Do this
Would it be possible to write out each entry below exactly, without the pictures?
___ Dataset records ___
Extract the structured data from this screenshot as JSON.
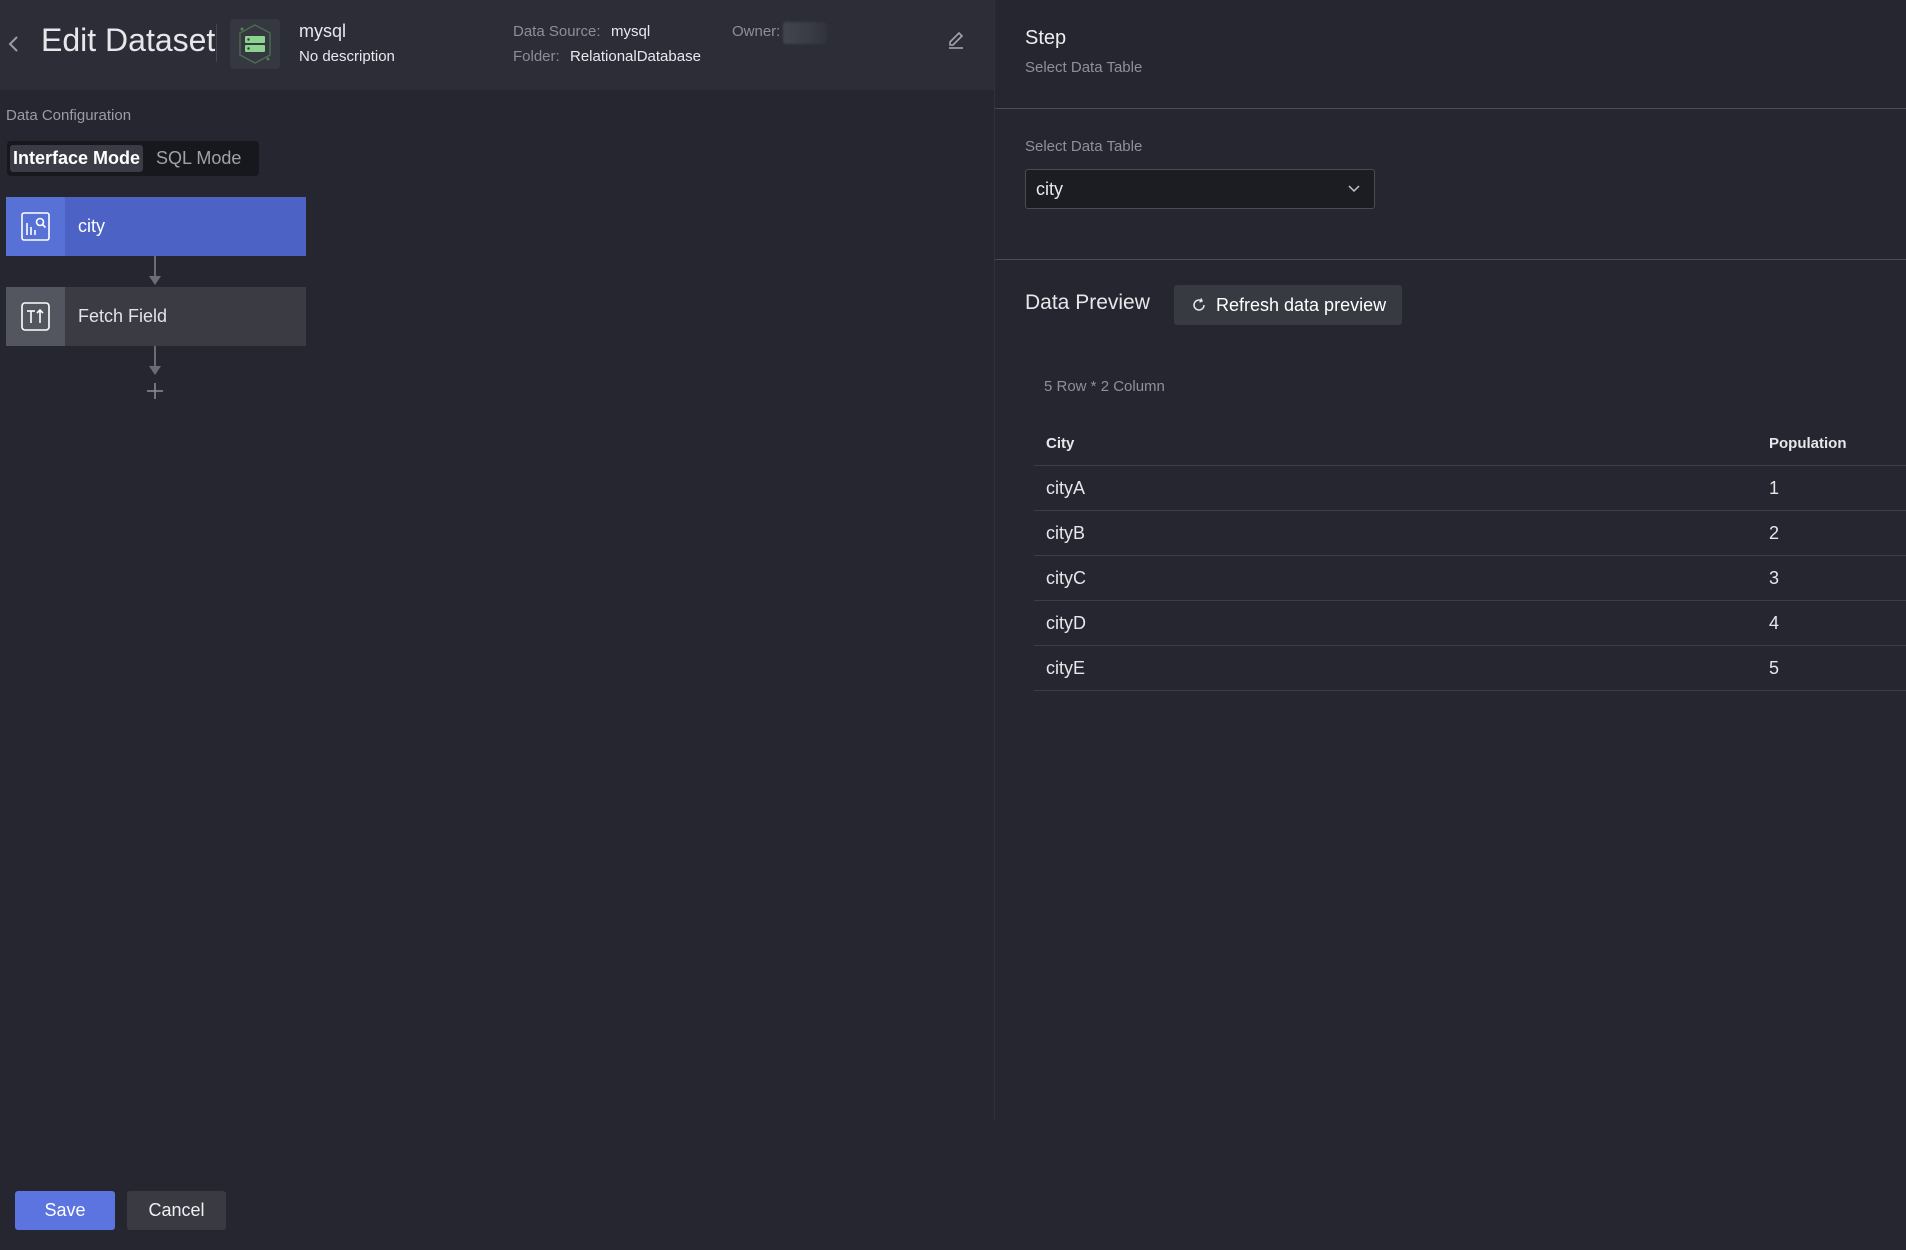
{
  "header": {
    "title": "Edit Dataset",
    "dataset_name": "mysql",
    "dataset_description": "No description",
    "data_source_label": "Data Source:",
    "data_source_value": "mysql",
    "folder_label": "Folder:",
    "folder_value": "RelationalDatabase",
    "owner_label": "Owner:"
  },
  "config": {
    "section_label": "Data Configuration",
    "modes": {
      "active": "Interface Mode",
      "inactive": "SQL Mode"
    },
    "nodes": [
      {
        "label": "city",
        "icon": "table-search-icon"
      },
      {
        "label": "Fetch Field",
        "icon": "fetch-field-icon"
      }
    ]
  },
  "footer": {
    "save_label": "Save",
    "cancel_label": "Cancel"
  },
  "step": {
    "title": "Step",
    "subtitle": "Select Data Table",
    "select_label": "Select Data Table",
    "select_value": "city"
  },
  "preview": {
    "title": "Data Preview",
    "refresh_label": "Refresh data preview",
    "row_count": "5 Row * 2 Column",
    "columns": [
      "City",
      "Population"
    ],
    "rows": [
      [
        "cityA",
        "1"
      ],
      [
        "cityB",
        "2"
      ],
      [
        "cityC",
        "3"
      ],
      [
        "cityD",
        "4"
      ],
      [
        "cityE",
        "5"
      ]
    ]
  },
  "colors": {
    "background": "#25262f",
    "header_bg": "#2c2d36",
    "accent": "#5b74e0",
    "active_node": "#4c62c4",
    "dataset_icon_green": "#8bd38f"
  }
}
___
Written response
Extract the structured data from this screenshot as JSON.
{
  "header": {
    "title": "Edit Dataset",
    "dataset_name": "mysql",
    "dataset_description": "No description",
    "data_source_label": "Data Source:",
    "data_source_value": "mysql",
    "folder_label": "Folder:",
    "folder_value": "RelationalDatabase",
    "owner_label": "Owner:"
  },
  "config": {
    "section_label": "Data Configuration",
    "modes": {
      "active": "Interface Mode",
      "inactive": "SQL Mode"
    },
    "nodes": [
      {
        "label": "city",
        "icon": "table-search-icon"
      },
      {
        "label": "Fetch Field",
        "icon": "fetch-field-icon"
      }
    ]
  },
  "footer": {
    "save_label": "Save",
    "cancel_label": "Cancel"
  },
  "step": {
    "title": "Step",
    "subtitle": "Select Data Table",
    "select_label": "Select Data Table",
    "select_value": "city"
  },
  "preview": {
    "title": "Data Preview",
    "refresh_label": "Refresh data preview",
    "row_count": "5 Row * 2 Column",
    "columns": [
      "City",
      "Population"
    ],
    "rows": [
      [
        "cityA",
        "1"
      ],
      [
        "cityB",
        "2"
      ],
      [
        "cityC",
        "3"
      ],
      [
        "cityD",
        "4"
      ],
      [
        "cityE",
        "5"
      ]
    ]
  },
  "colors": {
    "background": "#25262f",
    "header_bg": "#2c2d36",
    "accent": "#5b74e0",
    "active_node": "#4c62c4",
    "dataset_icon_green": "#8bd38f"
  }
}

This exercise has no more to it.